→ **Task instructions**: Your task is to quote the material that follows, in full and exactly.

→ **Data lines**:

^^^^^^^^^^^^^^^^

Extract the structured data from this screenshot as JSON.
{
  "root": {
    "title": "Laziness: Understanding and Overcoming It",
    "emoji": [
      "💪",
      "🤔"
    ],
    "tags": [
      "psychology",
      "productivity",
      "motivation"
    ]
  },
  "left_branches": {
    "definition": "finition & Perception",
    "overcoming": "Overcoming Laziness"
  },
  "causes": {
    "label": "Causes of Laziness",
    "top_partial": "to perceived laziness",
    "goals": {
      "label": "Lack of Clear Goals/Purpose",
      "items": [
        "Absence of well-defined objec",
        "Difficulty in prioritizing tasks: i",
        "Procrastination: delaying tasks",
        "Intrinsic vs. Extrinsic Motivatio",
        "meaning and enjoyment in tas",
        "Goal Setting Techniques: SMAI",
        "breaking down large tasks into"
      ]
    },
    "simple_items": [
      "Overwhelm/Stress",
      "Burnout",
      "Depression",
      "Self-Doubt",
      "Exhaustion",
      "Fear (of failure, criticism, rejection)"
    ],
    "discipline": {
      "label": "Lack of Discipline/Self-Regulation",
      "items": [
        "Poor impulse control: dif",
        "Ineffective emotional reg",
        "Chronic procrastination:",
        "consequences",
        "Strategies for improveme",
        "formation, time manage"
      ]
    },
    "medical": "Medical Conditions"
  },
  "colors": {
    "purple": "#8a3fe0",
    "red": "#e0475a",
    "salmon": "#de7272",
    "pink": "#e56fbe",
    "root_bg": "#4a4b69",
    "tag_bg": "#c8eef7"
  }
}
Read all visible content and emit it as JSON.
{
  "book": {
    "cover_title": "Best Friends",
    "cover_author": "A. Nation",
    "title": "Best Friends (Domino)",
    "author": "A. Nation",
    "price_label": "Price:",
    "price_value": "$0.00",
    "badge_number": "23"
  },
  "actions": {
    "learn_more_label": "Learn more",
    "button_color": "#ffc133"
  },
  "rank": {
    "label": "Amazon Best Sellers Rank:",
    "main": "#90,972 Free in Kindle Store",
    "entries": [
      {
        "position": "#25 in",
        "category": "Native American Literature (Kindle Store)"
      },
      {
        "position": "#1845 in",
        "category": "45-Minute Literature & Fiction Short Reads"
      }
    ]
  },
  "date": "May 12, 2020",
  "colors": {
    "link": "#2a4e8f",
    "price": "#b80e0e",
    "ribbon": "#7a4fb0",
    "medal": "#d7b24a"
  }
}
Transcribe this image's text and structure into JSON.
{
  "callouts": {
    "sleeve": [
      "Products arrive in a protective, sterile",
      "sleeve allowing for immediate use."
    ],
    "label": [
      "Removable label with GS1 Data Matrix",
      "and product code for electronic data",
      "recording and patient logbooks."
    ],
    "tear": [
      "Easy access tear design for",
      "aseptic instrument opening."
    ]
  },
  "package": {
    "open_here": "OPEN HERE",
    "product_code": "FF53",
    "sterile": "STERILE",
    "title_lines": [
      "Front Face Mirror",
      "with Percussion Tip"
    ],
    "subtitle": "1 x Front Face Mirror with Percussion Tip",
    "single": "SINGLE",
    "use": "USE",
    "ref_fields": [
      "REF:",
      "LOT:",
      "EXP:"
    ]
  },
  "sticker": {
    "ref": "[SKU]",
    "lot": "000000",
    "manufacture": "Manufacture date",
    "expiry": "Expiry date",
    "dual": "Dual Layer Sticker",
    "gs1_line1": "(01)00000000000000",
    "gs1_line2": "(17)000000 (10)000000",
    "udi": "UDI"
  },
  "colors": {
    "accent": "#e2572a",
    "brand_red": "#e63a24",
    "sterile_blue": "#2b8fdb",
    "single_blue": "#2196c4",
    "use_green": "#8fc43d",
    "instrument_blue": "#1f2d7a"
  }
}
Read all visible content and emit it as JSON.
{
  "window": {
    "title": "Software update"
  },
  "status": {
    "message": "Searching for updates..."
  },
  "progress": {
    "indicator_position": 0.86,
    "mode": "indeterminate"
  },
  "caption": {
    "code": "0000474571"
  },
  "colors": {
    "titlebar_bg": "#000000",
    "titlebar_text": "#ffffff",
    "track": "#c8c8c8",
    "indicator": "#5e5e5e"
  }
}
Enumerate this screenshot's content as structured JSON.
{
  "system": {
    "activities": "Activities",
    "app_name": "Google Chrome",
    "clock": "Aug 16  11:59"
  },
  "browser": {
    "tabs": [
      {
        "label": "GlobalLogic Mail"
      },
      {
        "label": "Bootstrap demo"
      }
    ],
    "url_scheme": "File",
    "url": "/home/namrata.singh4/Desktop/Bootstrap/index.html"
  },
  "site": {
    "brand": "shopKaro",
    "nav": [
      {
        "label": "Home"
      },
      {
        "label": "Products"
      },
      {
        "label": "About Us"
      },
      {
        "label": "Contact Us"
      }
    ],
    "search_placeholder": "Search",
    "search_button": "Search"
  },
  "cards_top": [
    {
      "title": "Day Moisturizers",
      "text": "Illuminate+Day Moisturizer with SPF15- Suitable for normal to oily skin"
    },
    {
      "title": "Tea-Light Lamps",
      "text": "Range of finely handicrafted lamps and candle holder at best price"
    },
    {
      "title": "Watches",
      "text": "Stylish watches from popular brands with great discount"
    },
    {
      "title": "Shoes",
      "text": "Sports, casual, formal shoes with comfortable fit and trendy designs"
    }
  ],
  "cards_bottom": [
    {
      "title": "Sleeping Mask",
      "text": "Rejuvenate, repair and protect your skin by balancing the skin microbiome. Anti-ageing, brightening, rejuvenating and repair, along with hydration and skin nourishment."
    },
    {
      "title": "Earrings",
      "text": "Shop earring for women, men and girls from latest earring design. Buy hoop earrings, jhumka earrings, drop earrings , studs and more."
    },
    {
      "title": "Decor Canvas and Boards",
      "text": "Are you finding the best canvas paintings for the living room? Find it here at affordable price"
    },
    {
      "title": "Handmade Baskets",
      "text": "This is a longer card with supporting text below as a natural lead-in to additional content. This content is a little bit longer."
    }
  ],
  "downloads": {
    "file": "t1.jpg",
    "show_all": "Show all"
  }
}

^^^^^^^^^^^^^^^^

→ **Result**:
Extract the structured data from this screenshot as JSON.
{
  "root": {
    "title": "Laziness: Understanding and Overcoming It",
    "emoji": [
      "💪",
      "🤔"
    ],
    "tags": [
      "psychology",
      "productivity",
      "motivation"
    ]
  },
  "left_branches": {
    "definition": "finition & Perception",
    "overcoming": "Overcoming Laziness"
  },
  "causes": {
    "label": "Causes of Laziness",
    "top_partial": "to perceived laziness",
    "goals": {
      "label": "Lack of Clear Goals/Purpose",
      "items": [
        "Absence of well-defined objec",
        "Difficulty in prioritizing tasks: i",
        "Procrastination: delaying tasks",
        "Intrinsic vs. Extrinsic Motivatio",
        "meaning and enjoyment in tas",
        "Goal Setting Techniques: SMAI",
        "breaking down large tasks into"
      ]
    },
    "simple_items": [
      "Overwhelm/Stress",
      "Burnout",
      "Depression",
      "Self-Doubt",
      "Exhaustion",
      "Fear (of failure, criticism, rejection)"
    ],
    "discipline": {
      "label": "Lack of Discipline/Self-Regulation",
      "items": [
        "Poor impulse control: dif",
        "Ineffective emotional reg",
        "Chronic procrastination:",
        "consequences",
        "Strategies for improveme",
        "formation, time manage"
      ]
    },
    "medical": "Medical Conditions"
  },
  "colors": {
    "purple": "#8a3fe0",
    "red": "#e0475a",
    "salmon": "#de7272",
    "pink": "#e56fbe",
    "root_bg": "#4a4b69",
    "tag_bg": "#c8eef7"
  }
}
Read all visible content and emit it as JSON.
{
  "book": {
    "cover_title": "Best Friends",
    "cover_author": "A. Nation",
    "title": "Best Friends (Domino)",
    "author": "A. Nation",
    "price_label": "Price:",
    "price_value": "$0.00",
    "badge_number": "23"
  },
  "actions": {
    "learn_more_label": "Learn more",
    "button_color": "#ffc133"
  },
  "rank": {
    "label": "Amazon Best Sellers Rank:",
    "main": "#90,972 Free in Kindle Store",
    "entries": [
      {
        "position": "#25 in",
        "category": "Native American Literature (Kindle Store)"
      },
      {
        "position": "#1845 in",
        "category": "45-Minute Literature & Fiction Short Reads"
      }
    ]
  },
  "date": "May 12, 2020",
  "colors": {
    "link": "#2a4e8f",
    "price": "#b80e0e",
    "ribbon": "#7a4fb0",
    "medal": "#d7b24a"
  }
}
Transcribe this image's text and structure into JSON.
{
  "callouts": {
    "sleeve": [
      "Products arrive in a protective, sterile",
      "sleeve allowing for immediate use."
    ],
    "label": [
      "Removable label with GS1 Data Matrix",
      "and product code for electronic data",
      "recording and patient logbooks."
    ],
    "tear": [
      "Easy access tear design for",
      "aseptic instrument opening."
    ]
  },
  "package": {
    "open_here": "OPEN HERE",
    "product_code": "FF53",
    "sterile": "STERILE",
    "title_lines": [
      "Front Face Mirror",
      "with Percussion Tip"
    ],
    "subtitle": "1 x Front Face Mirror with Percussion Tip",
    "single": "SINGLE",
    "use": "USE",
    "ref_fields": [
      "REF:",
      "LOT:",
      "EXP:"
    ]
  },
  "sticker": {
    "ref": "[SKU]",
    "lot": "000000",
    "manufacture": "Manufacture date",
    "expiry": "Expiry date",
    "dual": "Dual Layer Sticker",
    "gs1_line1": "(01)00000000000000",
    "gs1_line2": "(17)000000 (10)000000",
    "udi": "UDI"
  },
  "colors": {
    "accent": "#e2572a",
    "brand_red": "#e63a24",
    "sterile_blue": "#2b8fdb",
    "single_blue": "#2196c4",
    "use_green": "#8fc43d",
    "instrument_blue": "#1f2d7a"
  }
}
Read all visible content and emit it as JSON.
{
  "window": {
    "title": "Software update"
  },
  "status": {
    "message": "Searching for updates..."
  },
  "progress": {
    "indicator_position": 0.86,
    "mode": "indeterminate"
  },
  "caption": {
    "code": "0000474571"
  },
  "colors": {
    "titlebar_bg": "#000000",
    "titlebar_text": "#ffffff",
    "track": "#c8c8c8",
    "indicator": "#5e5e5e"
  }
}
Enumerate this screenshot's content as structured JSON.
{
  "system": {
    "activities": "Activities",
    "app_name": "Google Chrome",
    "clock": "Aug 16  11:59"
  },
  "browser": {
    "tabs": [
      {
        "label": "GlobalLogic Mail"
      },
      {
        "label": "Bootstrap demo"
      }
    ],
    "url_scheme": "File",
    "url": "/home/namrata.singh4/Desktop/Bootstrap/index.html"
  },
  "site": {
    "brand": "shopKaro",
    "nav": [
      {
        "label": "Home"
      },
      {
        "label": "Products"
      },
      {
        "label": "About Us"
      },
      {
        "label": "Contact Us"
      }
    ],
    "search_placeholder": "Search",
    "search_button": "Search"
  },
  "cards_top": [
    {
      "title": "Day Moisturizers",
      "text": "Illuminate+Day Moisturizer with SPF15- Suitable for normal to oily skin"
    },
    {
      "title": "Tea-Light Lamps",
      "text": "Range of finely handicrafted lamps and candle holder at best price"
    },
    {
      "title": "Watches",
      "text": "Stylish watches from popular brands with great discount"
    },
    {
      "title": "Shoes",
      "text": "Sports, casual, formal shoes with comfortable fit and trendy designs"
    }
  ],
  "cards_bottom": [
    {
      "title": "Sleeping Mask",
      "text": "Rejuvenate, repair and protect your skin by balancing the skin microbiome. Anti-ageing, brightening, rejuvenating and repair, along with hydration and skin nourishment."
    },
    {
      "title": "Earrings",
      "text": "Shop earring for women, men and girls from latest earring design. Buy hoop earrings, jhumka earrings, drop earrings , studs and more."
    },
    {
      "title": "Decor Canvas and Boards",
      "text": "Are you finding the best canvas paintings for the living room? Find it here at affordable price"
    },
    {
      "title": "Handmade Baskets",
      "text": "This is a longer card with supporting text below as a natural lead-in to additional content. This content is a little bit longer."
    }
  ],
  "downloads": {
    "file": "t1.jpg",
    "show_all": "Show all"
  }
}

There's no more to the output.